* DATA PROVIDED
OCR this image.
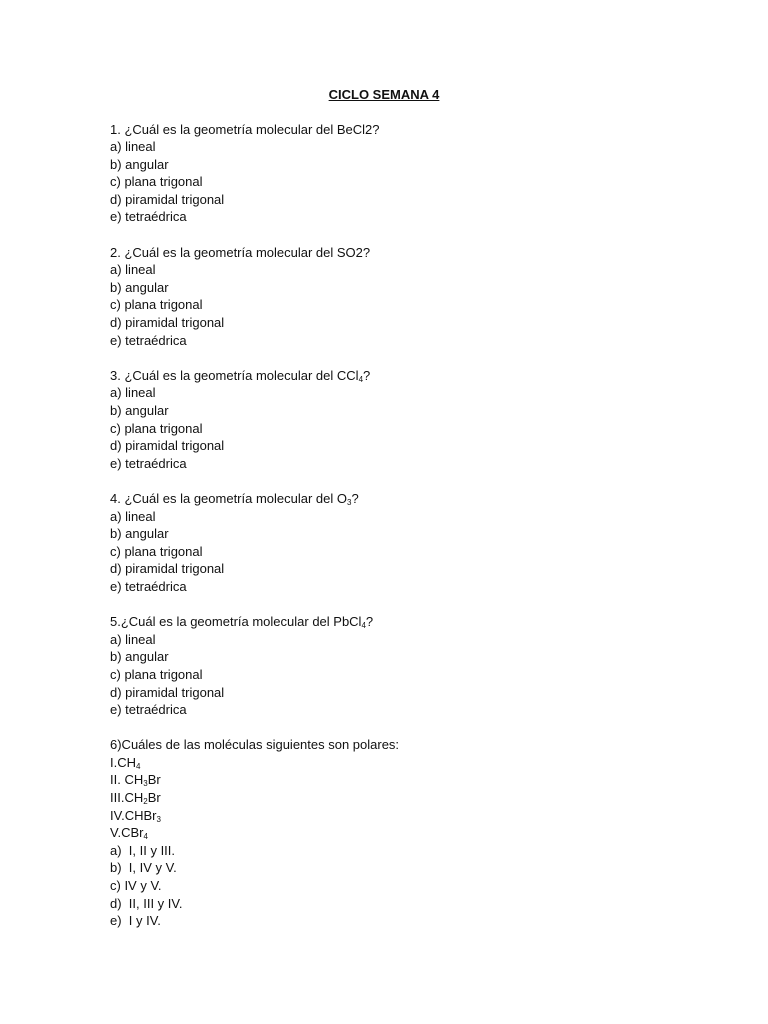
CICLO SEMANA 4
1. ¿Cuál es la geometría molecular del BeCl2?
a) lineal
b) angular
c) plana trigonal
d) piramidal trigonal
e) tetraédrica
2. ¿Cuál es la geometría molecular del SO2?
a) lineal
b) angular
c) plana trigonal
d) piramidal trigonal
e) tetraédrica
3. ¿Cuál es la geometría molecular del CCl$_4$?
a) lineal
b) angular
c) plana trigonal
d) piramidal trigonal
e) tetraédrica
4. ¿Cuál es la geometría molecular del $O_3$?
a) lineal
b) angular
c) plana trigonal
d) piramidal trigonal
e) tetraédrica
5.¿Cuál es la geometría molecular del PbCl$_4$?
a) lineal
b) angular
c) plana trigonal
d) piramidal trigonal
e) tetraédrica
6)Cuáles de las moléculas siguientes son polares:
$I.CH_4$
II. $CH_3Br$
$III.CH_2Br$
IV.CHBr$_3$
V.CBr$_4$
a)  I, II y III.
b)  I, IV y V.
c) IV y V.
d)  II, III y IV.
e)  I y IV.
---
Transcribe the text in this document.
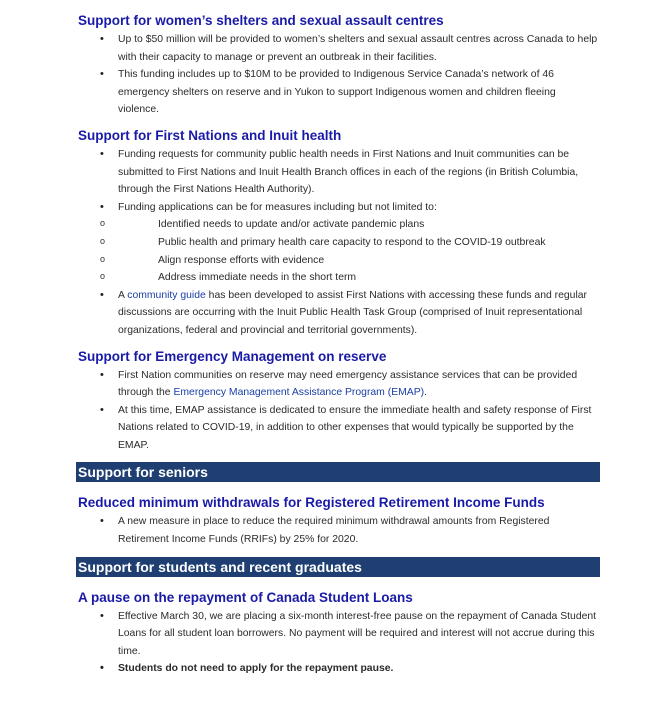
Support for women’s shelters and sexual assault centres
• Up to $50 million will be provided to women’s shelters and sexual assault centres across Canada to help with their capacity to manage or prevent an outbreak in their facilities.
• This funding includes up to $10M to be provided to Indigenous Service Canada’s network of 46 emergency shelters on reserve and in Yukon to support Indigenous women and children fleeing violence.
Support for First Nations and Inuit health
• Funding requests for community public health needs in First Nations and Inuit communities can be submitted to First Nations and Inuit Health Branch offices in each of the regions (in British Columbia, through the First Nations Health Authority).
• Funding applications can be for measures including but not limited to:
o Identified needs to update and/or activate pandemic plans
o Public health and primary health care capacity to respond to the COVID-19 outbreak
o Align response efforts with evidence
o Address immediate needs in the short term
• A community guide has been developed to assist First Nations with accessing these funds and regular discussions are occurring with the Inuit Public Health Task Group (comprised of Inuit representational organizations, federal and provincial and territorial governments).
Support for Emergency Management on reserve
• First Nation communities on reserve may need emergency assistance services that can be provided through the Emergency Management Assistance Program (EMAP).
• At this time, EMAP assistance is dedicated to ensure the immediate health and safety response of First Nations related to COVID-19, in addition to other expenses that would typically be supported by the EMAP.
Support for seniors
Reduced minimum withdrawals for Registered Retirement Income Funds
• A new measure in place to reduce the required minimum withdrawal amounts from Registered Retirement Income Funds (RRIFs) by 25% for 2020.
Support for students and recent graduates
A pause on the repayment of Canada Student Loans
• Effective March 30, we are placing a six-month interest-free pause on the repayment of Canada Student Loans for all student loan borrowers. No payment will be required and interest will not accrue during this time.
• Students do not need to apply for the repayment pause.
--
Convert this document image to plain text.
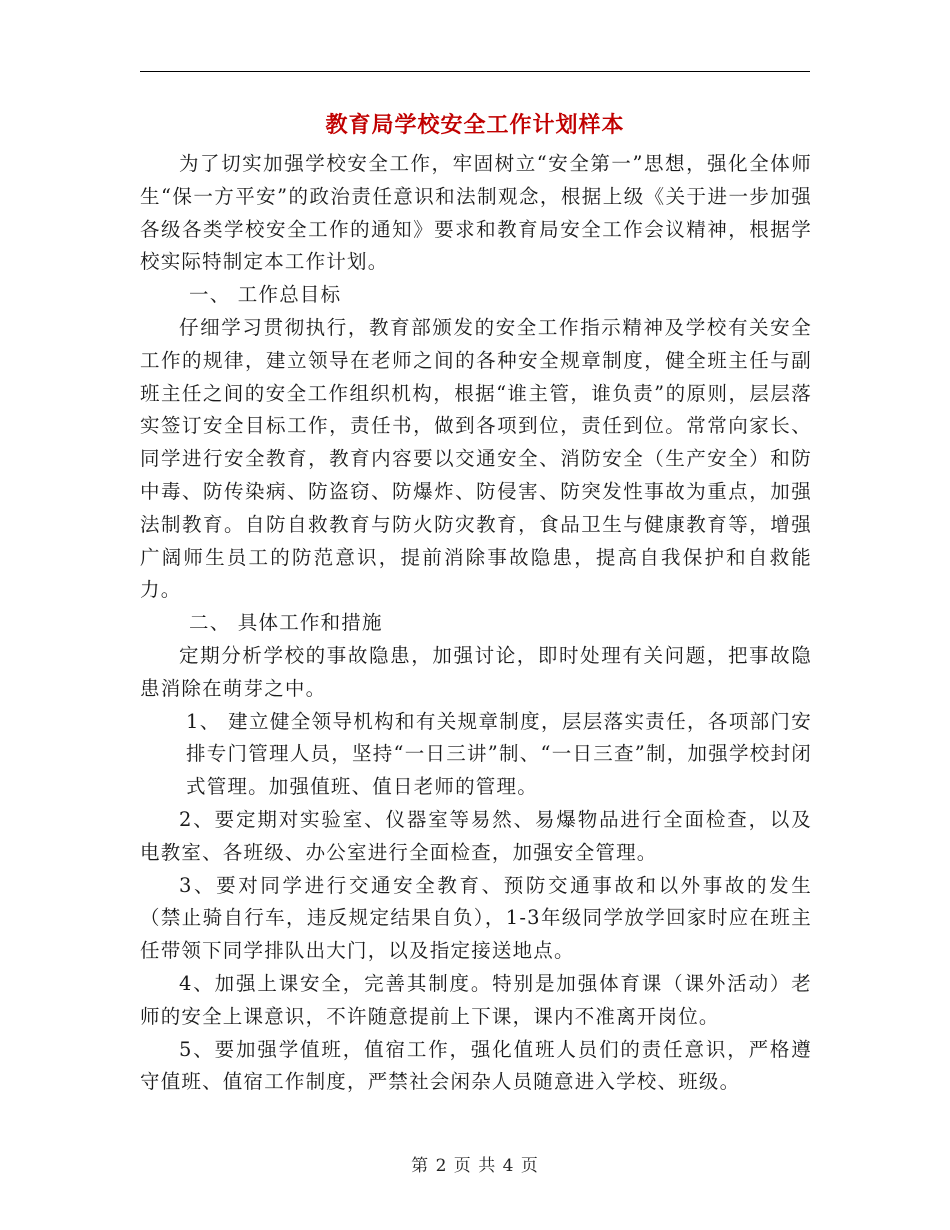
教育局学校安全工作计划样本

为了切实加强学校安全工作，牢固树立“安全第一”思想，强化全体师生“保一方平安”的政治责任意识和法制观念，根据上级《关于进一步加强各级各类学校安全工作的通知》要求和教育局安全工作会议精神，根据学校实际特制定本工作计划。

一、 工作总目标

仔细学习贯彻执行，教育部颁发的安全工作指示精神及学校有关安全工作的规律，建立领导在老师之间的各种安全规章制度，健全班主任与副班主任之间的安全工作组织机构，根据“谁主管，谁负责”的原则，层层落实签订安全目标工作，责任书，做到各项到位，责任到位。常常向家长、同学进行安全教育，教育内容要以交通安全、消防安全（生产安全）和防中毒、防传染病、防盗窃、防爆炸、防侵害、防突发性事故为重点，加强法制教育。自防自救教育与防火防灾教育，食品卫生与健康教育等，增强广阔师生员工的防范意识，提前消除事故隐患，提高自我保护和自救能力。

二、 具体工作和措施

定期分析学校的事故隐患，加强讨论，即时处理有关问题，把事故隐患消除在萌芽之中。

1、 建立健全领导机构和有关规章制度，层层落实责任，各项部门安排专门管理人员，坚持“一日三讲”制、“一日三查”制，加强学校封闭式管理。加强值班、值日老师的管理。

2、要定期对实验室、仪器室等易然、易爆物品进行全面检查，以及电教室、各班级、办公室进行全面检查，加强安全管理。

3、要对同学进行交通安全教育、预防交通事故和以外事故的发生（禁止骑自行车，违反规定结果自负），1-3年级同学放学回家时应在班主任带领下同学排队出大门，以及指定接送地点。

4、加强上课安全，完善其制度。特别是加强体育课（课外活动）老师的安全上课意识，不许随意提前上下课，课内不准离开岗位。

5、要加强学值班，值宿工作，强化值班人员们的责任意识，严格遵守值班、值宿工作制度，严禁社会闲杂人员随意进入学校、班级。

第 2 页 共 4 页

* YOUR GOAL
Work out how many lines in the records above hold the string "sexual", then give only that count.

* SOLUTION TO THIS TASK
2